MATERIAL PROVIDED:
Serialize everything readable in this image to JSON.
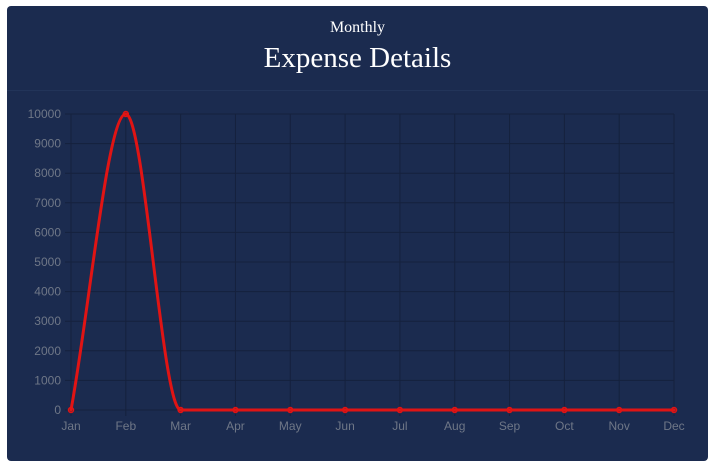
{
  "header": {
    "subtitle": "Monthly",
    "title": "Expense Details"
  },
  "colors": {
    "card_background": "#1b2b4f",
    "grid": "#15213d",
    "series_line": "#e01414",
    "tick_text": "#6f7787",
    "title_text": "#ffffff"
  },
  "chart_data": {
    "type": "line",
    "title": "Expense Details",
    "subtitle": "Monthly",
    "xlabel": "",
    "ylabel": "",
    "categories": [
      "Jan",
      "Feb",
      "Mar",
      "Apr",
      "May",
      "Jun",
      "Jul",
      "Aug",
      "Sep",
      "Oct",
      "Nov",
      "Dec"
    ],
    "series": [
      {
        "values": [
          0,
          10000,
          0,
          0,
          0,
          0,
          0,
          0,
          0,
          0,
          0,
          0
        ]
      }
    ],
    "ylim": [
      0,
      10000
    ],
    "yticks": [
      0,
      1000,
      2000,
      3000,
      4000,
      5000,
      6000,
      7000,
      8000,
      9000,
      10000
    ],
    "grid": true,
    "legend": "none",
    "smooth": true
  }
}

OBJECTIVE: Repeat all of the data above word for word, minus the pictures.

COMPLETE RESPONSE:
Serialize everything readable in this image to JSON.
{
  "header": {
    "subtitle": "Monthly",
    "title": "Expense Details"
  },
  "colors": {
    "card_background": "#1b2b4f",
    "grid": "#15213d",
    "series_line": "#e01414",
    "tick_text": "#6f7787",
    "title_text": "#ffffff"
  },
  "chart_data": {
    "type": "line",
    "title": "Expense Details",
    "subtitle": "Monthly",
    "xlabel": "",
    "ylabel": "",
    "categories": [
      "Jan",
      "Feb",
      "Mar",
      "Apr",
      "May",
      "Jun",
      "Jul",
      "Aug",
      "Sep",
      "Oct",
      "Nov",
      "Dec"
    ],
    "series": [
      {
        "values": [
          0,
          10000,
          0,
          0,
          0,
          0,
          0,
          0,
          0,
          0,
          0,
          0
        ]
      }
    ],
    "ylim": [
      0,
      10000
    ],
    "yticks": [
      0,
      1000,
      2000,
      3000,
      4000,
      5000,
      6000,
      7000,
      8000,
      9000,
      10000
    ],
    "grid": true,
    "legend": "none",
    "smooth": true
  }
}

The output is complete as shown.